[REQUESTS]
[a] From the text on studying physics, list the things it says you are not seeing when you see someone with a perfect golf swing or a genius math brain.
[b] In the text on studying physics, rewrite the part that opens with the words containing "I hadn’t. I" and closes with "and odd numbers.", changing "perfect golf swing" to "flawless tennis serve".

[TEXT EXCERPT]
———
It’s not supposed to be easy

I had this idea that if you were smart things were easy. You either knew something or you didn’t. You either got it or you didn’t. My first few physics classes reinforced this. I had already taken high school physics, so the intro classes weren’t so bad. Then I got to my first real physics class, Mathematical Physics, taught by an old Russian professor. I assumed it would be easy. Then the first midterm came. Three problems. I had no idea what to do for any of them. I had no idea how they even related to anything we’d done in the class so far.

Suddenly I felt like I was out of my depth. I went to go talk to the professor. I had skipped class a couple of times and I think he knew that because he wasn’t that keen on helping me. What he said was “Maybe you’re just not going to get it.” After that I panicked. I felt deep down that I just wasn’t smart enough to study physics, even though it was something I had loved since I was a kid. I thought maybe I had just hit the limit of my natural intelligence.

I hadn’t. I had simply hit the limit of the place where I had learned things before. In my experience, 90% of the things that look like talent are actually practice. When you see someone with a perfect golf swing or a genius math brain, you’re only seeing the result, you’re not seeing the great coach they had, the hours they spent practicing, or all the times when they were a little girl sitting in the passenger seat of their dad’s truck talking about the differences between even and odd numbers.

I didn’t know this. I thought I had just hit the ceiling of what I was capable of. I wish I could go back and tell myself that there is no ceiling. There is no capable, not capable, or highly capable.

I work with a lot of students, and I can see some of them falling into this trap. They encounter a difficult problem and they start thinking they’re dumb. They’re wrong.

It’s hard because it is made of ambiguous problems. A lot like life. You learn some tools, some equations, some concepts, and then they set you loose on problems. At first, you will have no idea what to do. This is not bad. This is a feature of real problems. (See my post on problem solving for ways of tackling these things.)

In order to be successful in physics, you have to make the mind shift from “I’m not smart enough” to “this is hard.”

It’s okay. It’s okay if it’s hard. It’s okay if you look at a problem and have no idea what to do. It’s not supposed to be easy.
———
[INFORMATION SHOWN]

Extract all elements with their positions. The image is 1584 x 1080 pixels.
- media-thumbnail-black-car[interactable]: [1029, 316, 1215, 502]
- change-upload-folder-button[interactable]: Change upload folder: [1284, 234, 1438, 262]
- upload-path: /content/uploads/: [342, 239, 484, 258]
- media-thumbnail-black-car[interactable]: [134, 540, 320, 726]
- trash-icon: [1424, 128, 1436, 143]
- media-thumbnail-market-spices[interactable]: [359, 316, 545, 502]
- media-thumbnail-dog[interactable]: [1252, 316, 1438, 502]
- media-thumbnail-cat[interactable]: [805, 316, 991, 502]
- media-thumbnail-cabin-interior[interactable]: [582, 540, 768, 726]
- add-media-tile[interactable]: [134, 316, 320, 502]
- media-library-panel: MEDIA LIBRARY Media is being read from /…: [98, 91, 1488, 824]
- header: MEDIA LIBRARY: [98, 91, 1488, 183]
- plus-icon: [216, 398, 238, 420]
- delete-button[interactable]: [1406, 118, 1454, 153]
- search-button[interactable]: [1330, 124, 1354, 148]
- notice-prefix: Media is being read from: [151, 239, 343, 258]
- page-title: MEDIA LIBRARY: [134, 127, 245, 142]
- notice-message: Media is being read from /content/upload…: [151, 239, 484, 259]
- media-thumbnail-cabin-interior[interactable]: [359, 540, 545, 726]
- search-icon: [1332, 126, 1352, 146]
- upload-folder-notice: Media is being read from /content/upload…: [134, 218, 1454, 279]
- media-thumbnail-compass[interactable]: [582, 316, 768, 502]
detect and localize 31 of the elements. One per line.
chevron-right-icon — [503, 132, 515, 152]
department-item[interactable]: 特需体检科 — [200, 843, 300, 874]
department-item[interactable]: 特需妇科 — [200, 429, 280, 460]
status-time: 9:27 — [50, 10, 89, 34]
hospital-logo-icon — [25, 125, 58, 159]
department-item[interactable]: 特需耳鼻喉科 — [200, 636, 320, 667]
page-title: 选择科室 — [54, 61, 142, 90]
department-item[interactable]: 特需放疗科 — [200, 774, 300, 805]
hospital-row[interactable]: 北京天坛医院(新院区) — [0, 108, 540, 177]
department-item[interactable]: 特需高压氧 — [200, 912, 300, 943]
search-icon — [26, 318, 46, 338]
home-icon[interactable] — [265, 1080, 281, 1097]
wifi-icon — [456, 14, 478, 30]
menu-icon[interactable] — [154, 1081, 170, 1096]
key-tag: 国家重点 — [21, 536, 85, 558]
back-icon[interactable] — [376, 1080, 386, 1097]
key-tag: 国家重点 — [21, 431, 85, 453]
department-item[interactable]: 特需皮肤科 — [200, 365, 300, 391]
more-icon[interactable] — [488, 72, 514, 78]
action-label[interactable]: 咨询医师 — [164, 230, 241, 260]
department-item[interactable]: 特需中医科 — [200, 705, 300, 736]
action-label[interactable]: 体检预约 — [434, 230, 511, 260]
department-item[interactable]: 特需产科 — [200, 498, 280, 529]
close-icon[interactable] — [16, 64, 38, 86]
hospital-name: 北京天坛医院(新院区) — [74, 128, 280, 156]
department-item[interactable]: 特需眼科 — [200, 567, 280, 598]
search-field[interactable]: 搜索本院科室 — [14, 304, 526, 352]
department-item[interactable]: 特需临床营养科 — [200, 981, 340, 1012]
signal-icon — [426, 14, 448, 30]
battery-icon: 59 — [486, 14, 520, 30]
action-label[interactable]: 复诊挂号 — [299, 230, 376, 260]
———
[EXPECTED OUTPUTS]
[a]
- the great coach they had
- the hours they spent practicing
- all the times when they were a little girl sitting in the passenger seat of their dad's truck talking about the differences between even and odd numbers

[b]
I hadn’t. I had simply hit the limit of the place where I had learned things before. In my experience, 90% of the things that look like talent are actually practice. When you see someone with a flawless tennis serve or a genius math brain, you’re only seeing the result, you’re not seeing the great coach they had, the hours they spent practicing, or all the times when they were a little girl sitting in the passenger seat of their dad’s truck talking about the differences between even and odd numbers.